**Data items:**
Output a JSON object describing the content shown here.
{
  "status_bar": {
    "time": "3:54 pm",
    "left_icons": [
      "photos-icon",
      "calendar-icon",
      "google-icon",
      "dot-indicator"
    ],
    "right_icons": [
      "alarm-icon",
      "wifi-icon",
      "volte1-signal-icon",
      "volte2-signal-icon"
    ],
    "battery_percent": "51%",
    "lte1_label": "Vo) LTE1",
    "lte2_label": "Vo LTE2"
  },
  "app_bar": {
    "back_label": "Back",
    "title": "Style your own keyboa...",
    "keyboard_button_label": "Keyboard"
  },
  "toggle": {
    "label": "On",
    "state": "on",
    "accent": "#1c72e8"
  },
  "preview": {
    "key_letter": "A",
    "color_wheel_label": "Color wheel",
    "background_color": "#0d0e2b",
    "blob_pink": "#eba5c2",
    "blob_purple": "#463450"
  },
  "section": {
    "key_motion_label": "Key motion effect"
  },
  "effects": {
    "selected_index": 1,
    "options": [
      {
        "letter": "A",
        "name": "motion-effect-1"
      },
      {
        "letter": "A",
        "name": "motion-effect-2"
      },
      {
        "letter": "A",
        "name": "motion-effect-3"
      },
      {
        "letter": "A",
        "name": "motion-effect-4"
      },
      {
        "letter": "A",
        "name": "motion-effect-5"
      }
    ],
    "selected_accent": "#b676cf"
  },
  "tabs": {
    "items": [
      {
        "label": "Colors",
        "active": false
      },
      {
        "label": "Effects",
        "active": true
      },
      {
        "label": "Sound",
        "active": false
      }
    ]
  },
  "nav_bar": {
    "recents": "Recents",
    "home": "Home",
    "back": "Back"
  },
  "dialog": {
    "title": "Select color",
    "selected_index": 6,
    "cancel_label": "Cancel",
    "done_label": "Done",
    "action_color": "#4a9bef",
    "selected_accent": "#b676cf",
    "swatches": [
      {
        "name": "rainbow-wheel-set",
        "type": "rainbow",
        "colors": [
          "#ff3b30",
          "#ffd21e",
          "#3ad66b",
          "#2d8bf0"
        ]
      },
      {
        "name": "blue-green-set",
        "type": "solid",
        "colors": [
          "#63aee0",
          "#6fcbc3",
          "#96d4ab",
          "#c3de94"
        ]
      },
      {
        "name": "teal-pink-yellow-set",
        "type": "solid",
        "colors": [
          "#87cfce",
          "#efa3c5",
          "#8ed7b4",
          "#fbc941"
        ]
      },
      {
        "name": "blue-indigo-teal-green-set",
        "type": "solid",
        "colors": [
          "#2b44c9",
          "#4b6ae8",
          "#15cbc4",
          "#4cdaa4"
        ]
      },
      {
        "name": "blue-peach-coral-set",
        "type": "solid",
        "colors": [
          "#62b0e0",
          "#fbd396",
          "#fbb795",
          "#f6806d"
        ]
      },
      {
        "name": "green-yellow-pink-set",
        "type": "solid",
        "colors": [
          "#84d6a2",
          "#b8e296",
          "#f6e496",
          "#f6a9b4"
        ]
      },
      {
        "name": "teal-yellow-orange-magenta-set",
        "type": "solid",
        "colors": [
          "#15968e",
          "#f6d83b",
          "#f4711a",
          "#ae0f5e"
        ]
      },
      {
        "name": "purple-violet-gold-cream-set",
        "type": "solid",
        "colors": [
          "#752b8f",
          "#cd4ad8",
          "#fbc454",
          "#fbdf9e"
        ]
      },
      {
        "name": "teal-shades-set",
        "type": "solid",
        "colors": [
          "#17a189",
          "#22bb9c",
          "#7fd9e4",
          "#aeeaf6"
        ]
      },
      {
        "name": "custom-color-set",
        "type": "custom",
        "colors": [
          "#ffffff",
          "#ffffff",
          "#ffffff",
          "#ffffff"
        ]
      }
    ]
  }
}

**YOUR INSTRUCTIONS:** The records above need to be transcribed in full. Keep every character unchanged.

**FINAL ANSWER:**
Output a JSON object describing the content shown here.
{
  "status_bar": {
    "time": "3:54 pm",
    "left_icons": [
      "photos-icon",
      "calendar-icon",
      "google-icon",
      "dot-indicator"
    ],
    "right_icons": [
      "alarm-icon",
      "wifi-icon",
      "volte1-signal-icon",
      "volte2-signal-icon"
    ],
    "battery_percent": "51%",
    "lte1_label": "Vo) LTE1",
    "lte2_label": "Vo LTE2"
  },
  "app_bar": {
    "back_label": "Back",
    "title": "Style your own keyboa...",
    "keyboard_button_label": "Keyboard"
  },
  "toggle": {
    "label": "On",
    "state": "on",
    "accent": "#1c72e8"
  },
  "preview": {
    "key_letter": "A",
    "color_wheel_label": "Color wheel",
    "background_color": "#0d0e2b",
    "blob_pink": "#eba5c2",
    "blob_purple": "#463450"
  },
  "section": {
    "key_motion_label": "Key motion effect"
  },
  "effects": {
    "selected_index": 1,
    "options": [
      {
        "letter": "A",
        "name": "motion-effect-1"
      },
      {
        "letter": "A",
        "name": "motion-effect-2"
      },
      {
        "letter": "A",
        "name": "motion-effect-3"
      },
      {
        "letter": "A",
        "name": "motion-effect-4"
      },
      {
        "letter": "A",
        "name": "motion-effect-5"
      }
    ],
    "selected_accent": "#b676cf"
  },
  "tabs": {
    "items": [
      {
        "label": "Colors",
        "active": false
      },
      {
        "label": "Effects",
        "active": true
      },
      {
        "label": "Sound",
        "active": false
      }
    ]
  },
  "nav_bar": {
    "recents": "Recents",
    "home": "Home",
    "back": "Back"
  },
  "dialog": {
    "title": "Select color",
    "selected_index": 6,
    "cancel_label": "Cancel",
    "done_label": "Done",
    "action_color": "#4a9bef",
    "selected_accent": "#b676cf",
    "swatches": [
      {
        "name": "rainbow-wheel-set",
        "type": "rainbow",
        "colors": [
          "#ff3b30",
          "#ffd21e",
          "#3ad66b",
          "#2d8bf0"
        ]
      },
      {
        "name": "blue-green-set",
        "type": "solid",
        "colors": [
          "#63aee0",
          "#6fcbc3",
          "#96d4ab",
          "#c3de94"
        ]
      },
      {
        "name": "teal-pink-yellow-set",
        "type": "solid",
        "colors": [
          "#87cfce",
          "#efa3c5",
          "#8ed7b4",
          "#fbc941"
        ]
      },
      {
        "name": "blue-indigo-teal-green-set",
        "type": "solid",
        "colors": [
          "#2b44c9",
          "#4b6ae8",
          "#15cbc4",
          "#4cdaa4"
        ]
      },
      {
        "name": "blue-peach-coral-set",
        "type": "solid",
        "colors": [
          "#62b0e0",
          "#fbd396",
          "#fbb795",
          "#f6806d"
        ]
      },
      {
        "name": "green-yellow-pink-set",
        "type": "solid",
        "colors": [
          "#84d6a2",
          "#b8e296",
          "#f6e496",
          "#f6a9b4"
        ]
      },
      {
        "name": "teal-yellow-orange-magenta-set",
        "type": "solid",
        "colors": [
          "#15968e",
          "#f6d83b",
          "#f4711a",
          "#ae0f5e"
        ]
      },
      {
        "name": "purple-violet-gold-cream-set",
        "type": "solid",
        "colors": [
          "#752b8f",
          "#cd4ad8",
          "#fbc454",
          "#fbdf9e"
        ]
      },
      {
        "name": "teal-shades-set",
        "type": "solid",
        "colors": [
          "#17a189",
          "#22bb9c",
          "#7fd9e4",
          "#aeeaf6"
        ]
      },
      {
        "name": "custom-color-set",
        "type": "custom",
        "colors": [
          "#ffffff",
          "#ffffff",
          "#ffffff",
          "#ffffff"
        ]
      }
    ]
  }
}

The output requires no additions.